> **What you will do**
Scan the data beneath this task and copy each line that includes "namenloses".

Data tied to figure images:
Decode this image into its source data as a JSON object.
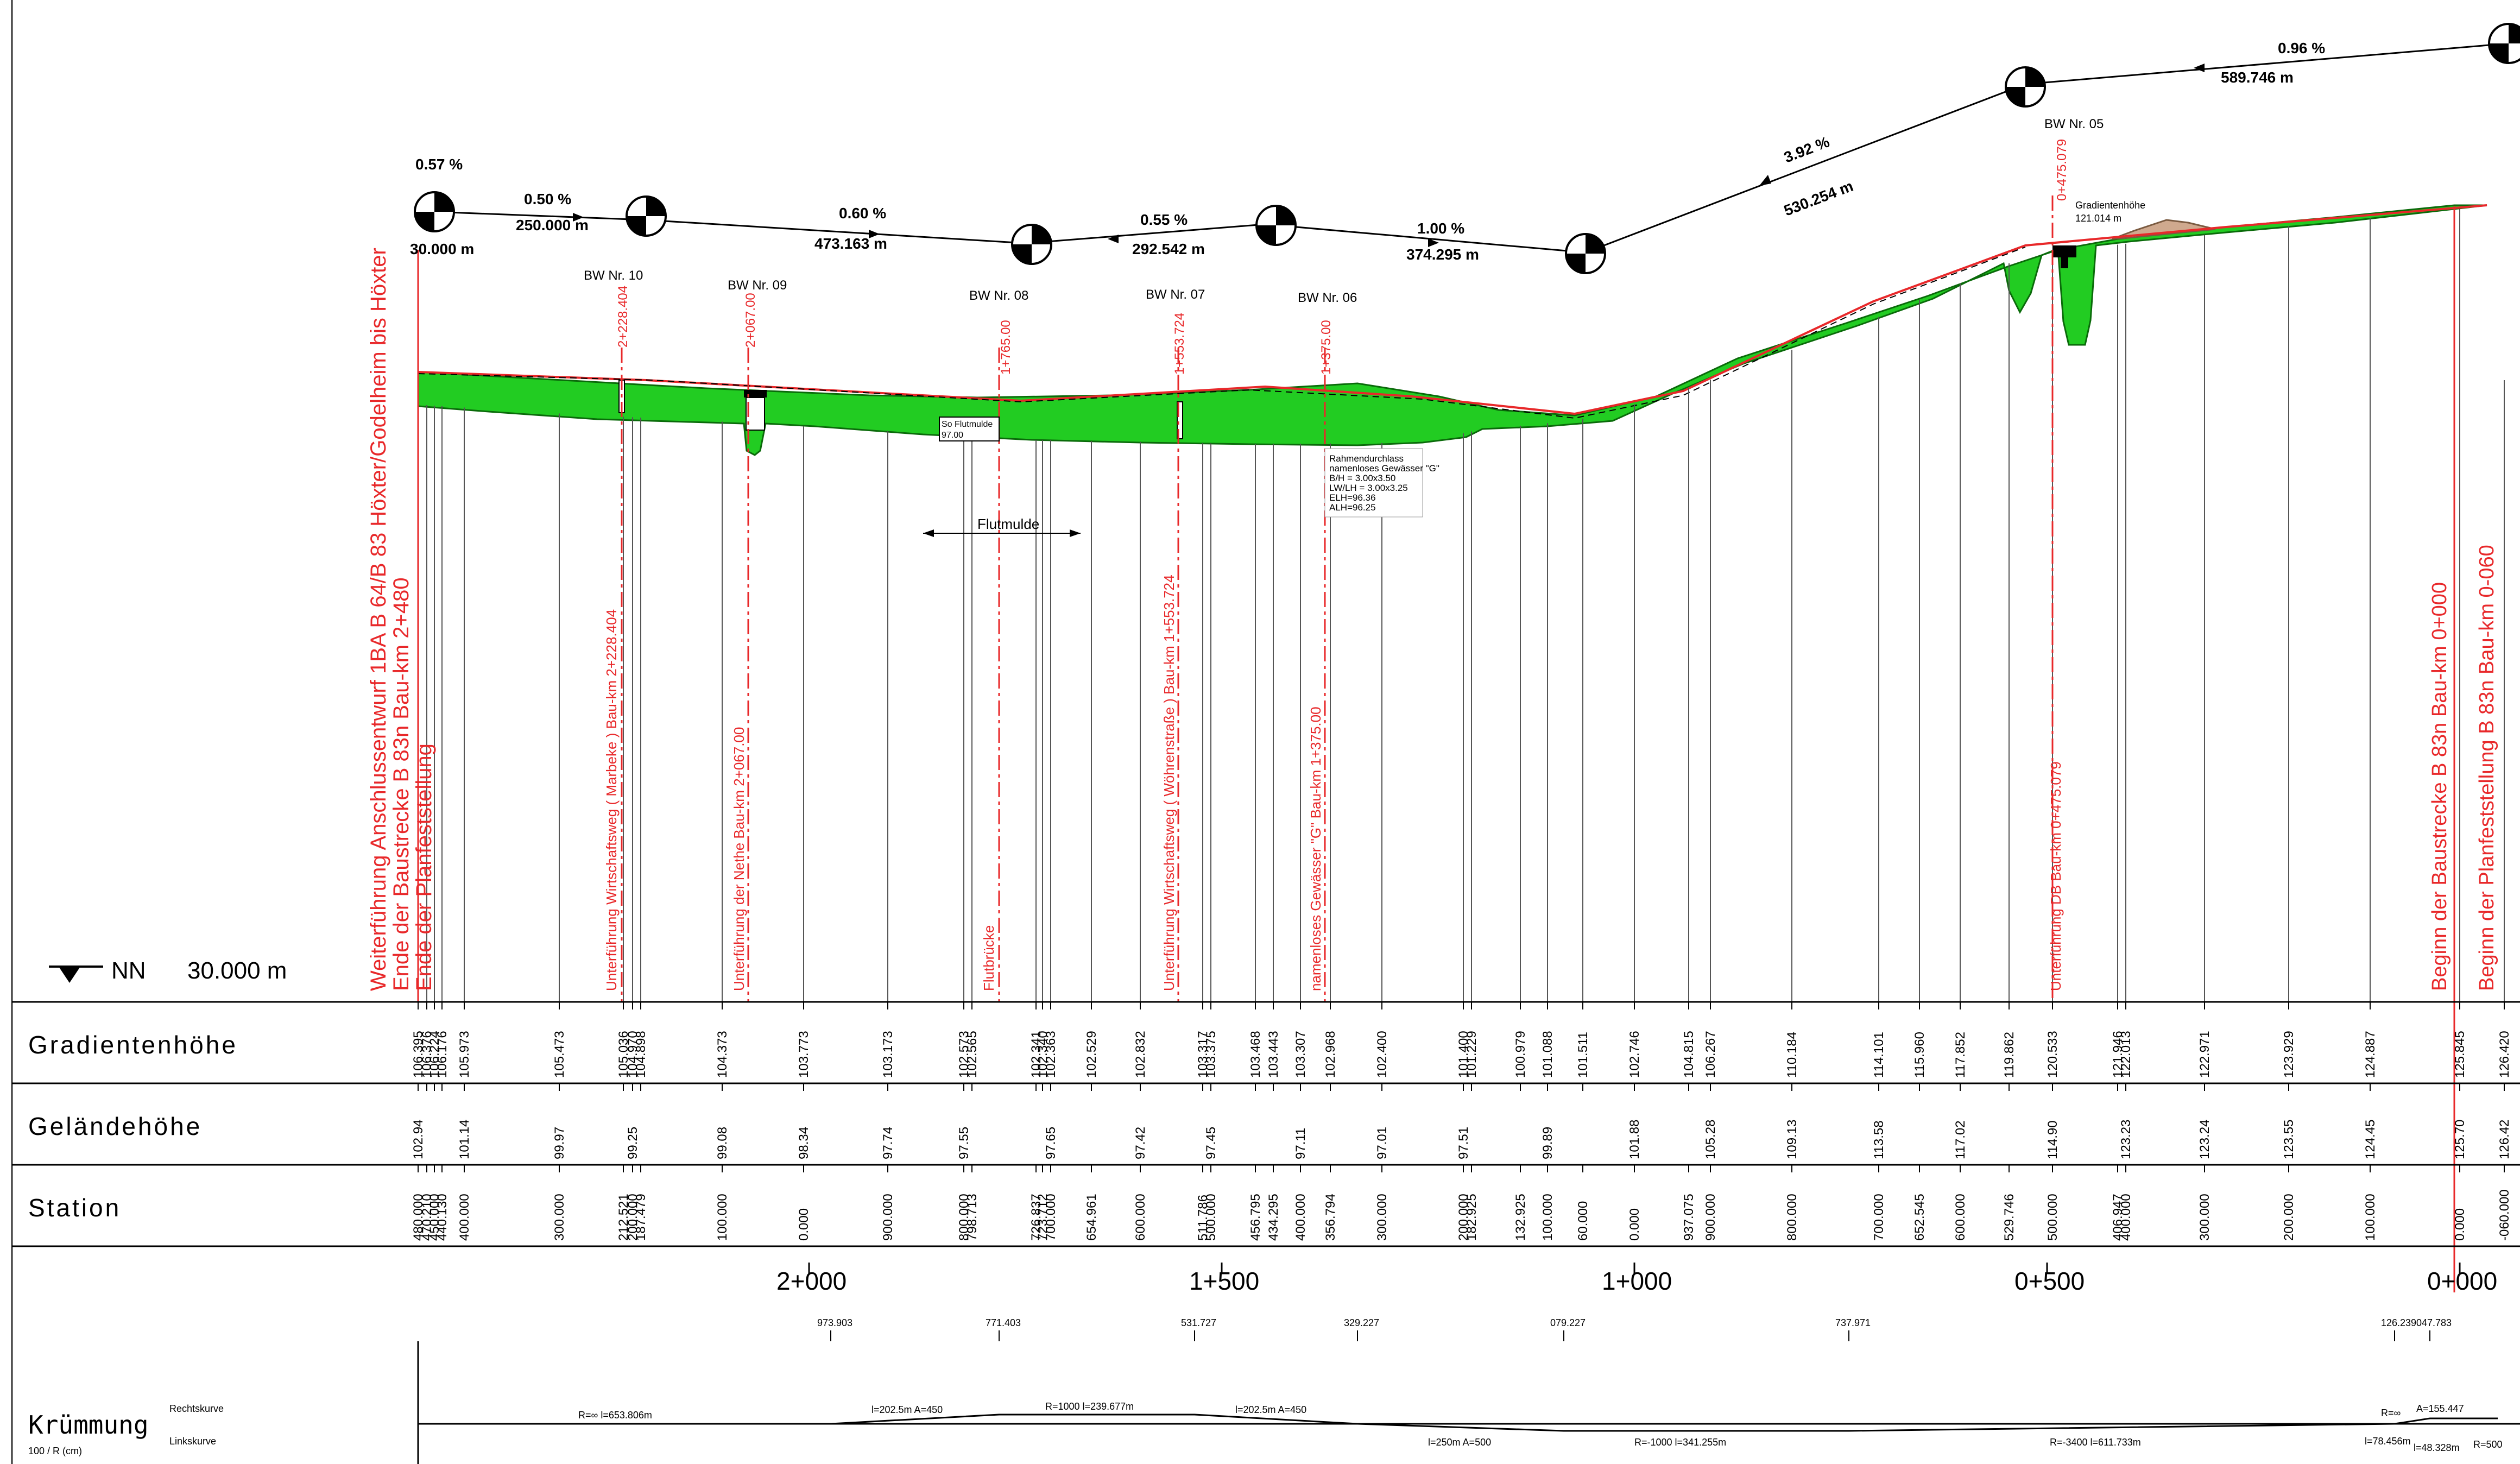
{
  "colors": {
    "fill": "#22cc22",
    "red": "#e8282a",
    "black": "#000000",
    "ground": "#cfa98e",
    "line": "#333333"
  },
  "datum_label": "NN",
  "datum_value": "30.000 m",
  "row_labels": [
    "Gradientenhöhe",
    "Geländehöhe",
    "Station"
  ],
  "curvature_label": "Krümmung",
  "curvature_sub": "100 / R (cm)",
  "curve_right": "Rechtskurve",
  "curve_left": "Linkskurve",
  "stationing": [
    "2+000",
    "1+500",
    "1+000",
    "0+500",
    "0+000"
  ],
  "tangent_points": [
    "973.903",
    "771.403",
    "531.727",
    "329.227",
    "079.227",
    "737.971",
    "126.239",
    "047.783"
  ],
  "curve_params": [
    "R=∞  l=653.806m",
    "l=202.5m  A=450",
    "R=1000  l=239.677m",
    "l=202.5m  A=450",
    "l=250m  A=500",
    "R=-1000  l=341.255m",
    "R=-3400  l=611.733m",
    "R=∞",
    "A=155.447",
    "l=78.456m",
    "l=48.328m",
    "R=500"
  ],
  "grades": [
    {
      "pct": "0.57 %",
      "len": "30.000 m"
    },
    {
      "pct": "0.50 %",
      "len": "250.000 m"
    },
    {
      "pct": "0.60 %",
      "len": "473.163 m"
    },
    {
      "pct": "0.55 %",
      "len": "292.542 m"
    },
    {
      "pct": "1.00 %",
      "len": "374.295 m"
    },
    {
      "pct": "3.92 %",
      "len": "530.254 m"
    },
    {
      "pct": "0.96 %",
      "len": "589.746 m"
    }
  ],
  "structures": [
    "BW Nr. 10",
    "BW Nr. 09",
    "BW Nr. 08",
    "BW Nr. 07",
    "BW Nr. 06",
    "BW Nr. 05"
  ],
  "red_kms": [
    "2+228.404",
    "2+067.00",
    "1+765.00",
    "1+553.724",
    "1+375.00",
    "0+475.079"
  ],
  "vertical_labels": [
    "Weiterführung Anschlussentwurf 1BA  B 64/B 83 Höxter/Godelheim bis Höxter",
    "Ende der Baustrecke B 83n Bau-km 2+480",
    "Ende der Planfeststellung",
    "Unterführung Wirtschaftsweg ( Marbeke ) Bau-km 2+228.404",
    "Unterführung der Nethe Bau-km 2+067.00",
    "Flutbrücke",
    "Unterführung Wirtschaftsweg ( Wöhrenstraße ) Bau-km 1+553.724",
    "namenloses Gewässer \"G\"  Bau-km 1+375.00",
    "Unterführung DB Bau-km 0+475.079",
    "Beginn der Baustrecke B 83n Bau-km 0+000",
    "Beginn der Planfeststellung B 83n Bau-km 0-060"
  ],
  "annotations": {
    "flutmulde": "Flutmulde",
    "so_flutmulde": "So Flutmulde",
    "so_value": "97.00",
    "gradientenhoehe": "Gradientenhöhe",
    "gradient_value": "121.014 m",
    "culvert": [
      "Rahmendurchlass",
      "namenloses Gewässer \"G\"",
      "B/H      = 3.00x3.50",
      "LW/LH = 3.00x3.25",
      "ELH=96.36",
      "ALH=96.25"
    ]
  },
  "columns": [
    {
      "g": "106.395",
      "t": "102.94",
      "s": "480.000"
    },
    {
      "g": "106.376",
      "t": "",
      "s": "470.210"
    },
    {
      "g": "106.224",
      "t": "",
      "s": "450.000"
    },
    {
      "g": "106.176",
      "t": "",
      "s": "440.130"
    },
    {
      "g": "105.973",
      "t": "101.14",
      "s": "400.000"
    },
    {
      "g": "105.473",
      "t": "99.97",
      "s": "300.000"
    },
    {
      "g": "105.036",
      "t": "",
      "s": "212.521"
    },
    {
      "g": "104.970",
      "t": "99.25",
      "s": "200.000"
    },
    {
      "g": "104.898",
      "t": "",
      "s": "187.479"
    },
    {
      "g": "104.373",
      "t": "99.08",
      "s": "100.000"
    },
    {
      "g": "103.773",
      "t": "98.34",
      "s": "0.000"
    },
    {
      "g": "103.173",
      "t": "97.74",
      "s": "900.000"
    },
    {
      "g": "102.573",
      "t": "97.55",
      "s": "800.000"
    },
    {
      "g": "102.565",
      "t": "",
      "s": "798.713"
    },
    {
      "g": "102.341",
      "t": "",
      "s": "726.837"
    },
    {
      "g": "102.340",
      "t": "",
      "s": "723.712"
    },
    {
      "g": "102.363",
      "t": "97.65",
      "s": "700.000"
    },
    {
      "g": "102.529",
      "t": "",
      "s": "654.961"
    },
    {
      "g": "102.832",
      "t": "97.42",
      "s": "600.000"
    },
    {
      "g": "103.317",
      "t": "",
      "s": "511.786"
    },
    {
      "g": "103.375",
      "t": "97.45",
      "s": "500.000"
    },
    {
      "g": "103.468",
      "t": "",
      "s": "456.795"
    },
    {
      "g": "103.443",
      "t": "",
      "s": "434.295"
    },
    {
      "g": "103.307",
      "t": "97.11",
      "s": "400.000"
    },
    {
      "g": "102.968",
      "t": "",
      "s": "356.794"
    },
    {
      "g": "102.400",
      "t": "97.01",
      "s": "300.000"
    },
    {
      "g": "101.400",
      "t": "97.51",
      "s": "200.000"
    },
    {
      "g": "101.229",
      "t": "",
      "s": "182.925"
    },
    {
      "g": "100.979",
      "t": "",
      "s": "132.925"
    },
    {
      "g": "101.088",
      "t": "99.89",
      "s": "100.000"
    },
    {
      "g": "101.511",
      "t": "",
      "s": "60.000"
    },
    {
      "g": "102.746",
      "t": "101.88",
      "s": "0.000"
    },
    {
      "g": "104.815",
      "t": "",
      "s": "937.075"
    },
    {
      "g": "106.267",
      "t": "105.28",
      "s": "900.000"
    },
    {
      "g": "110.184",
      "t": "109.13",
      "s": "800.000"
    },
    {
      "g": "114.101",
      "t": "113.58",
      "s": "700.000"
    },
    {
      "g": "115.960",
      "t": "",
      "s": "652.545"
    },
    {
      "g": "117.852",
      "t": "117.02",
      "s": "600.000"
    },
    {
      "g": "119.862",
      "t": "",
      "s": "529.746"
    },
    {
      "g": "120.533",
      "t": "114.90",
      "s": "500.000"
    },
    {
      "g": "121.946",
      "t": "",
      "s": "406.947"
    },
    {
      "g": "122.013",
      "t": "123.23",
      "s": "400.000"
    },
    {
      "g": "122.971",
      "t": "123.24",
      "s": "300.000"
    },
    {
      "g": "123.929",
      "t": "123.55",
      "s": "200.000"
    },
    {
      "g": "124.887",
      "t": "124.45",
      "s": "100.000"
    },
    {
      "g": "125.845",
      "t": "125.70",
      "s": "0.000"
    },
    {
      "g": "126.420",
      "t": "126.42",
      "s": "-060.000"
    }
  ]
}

--

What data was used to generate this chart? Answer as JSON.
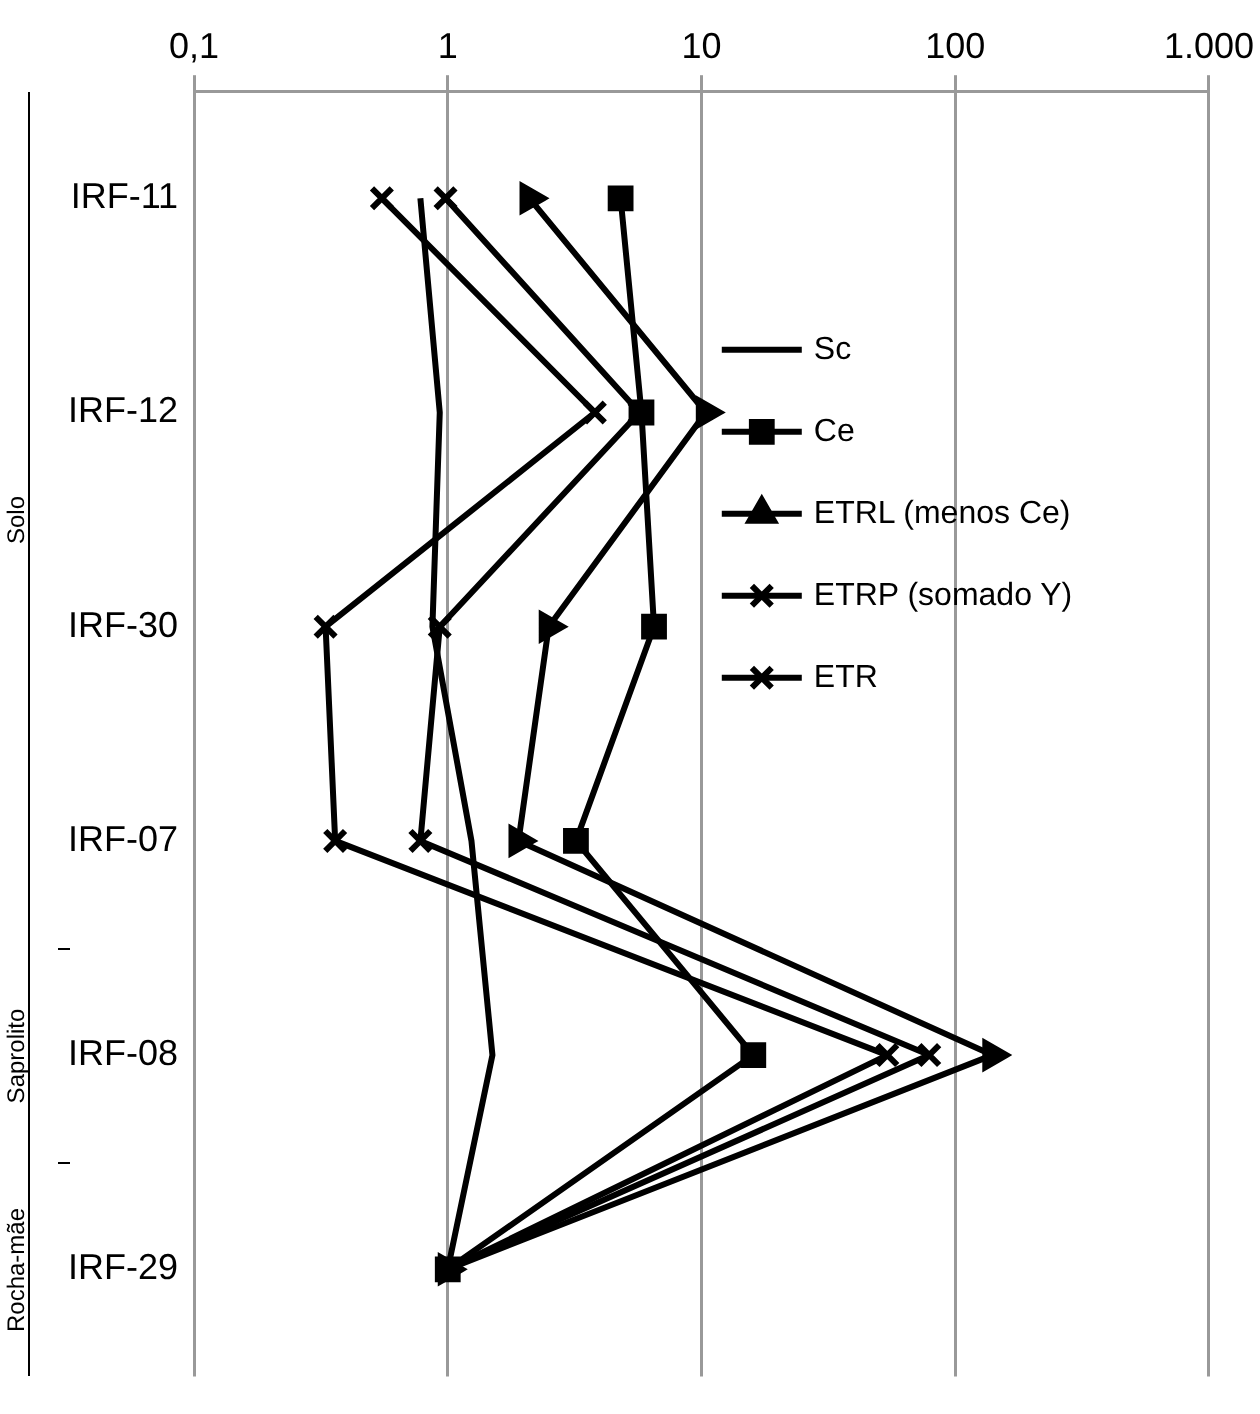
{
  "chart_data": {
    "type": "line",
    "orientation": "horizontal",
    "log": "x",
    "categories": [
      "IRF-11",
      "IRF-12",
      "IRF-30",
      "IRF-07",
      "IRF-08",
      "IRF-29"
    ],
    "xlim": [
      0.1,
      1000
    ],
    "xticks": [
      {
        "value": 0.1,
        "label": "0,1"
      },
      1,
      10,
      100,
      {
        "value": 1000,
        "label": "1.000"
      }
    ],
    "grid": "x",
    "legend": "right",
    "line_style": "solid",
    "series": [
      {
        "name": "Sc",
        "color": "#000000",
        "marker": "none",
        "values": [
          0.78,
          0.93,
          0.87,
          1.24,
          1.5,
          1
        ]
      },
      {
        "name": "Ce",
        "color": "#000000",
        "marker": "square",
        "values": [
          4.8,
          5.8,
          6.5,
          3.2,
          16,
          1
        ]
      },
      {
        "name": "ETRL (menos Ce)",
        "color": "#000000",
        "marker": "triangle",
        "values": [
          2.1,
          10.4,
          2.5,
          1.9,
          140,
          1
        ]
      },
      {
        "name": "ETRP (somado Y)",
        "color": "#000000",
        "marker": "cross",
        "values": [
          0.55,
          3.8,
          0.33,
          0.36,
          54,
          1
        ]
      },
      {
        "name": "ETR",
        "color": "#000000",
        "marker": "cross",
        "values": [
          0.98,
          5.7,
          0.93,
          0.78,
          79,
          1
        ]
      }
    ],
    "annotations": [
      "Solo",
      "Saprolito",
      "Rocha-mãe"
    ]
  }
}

> **Task response**
    "namenloses Gewässer \"G\"  Bau-km 1+375.00",
      "namenloses Gewässer \"G\"",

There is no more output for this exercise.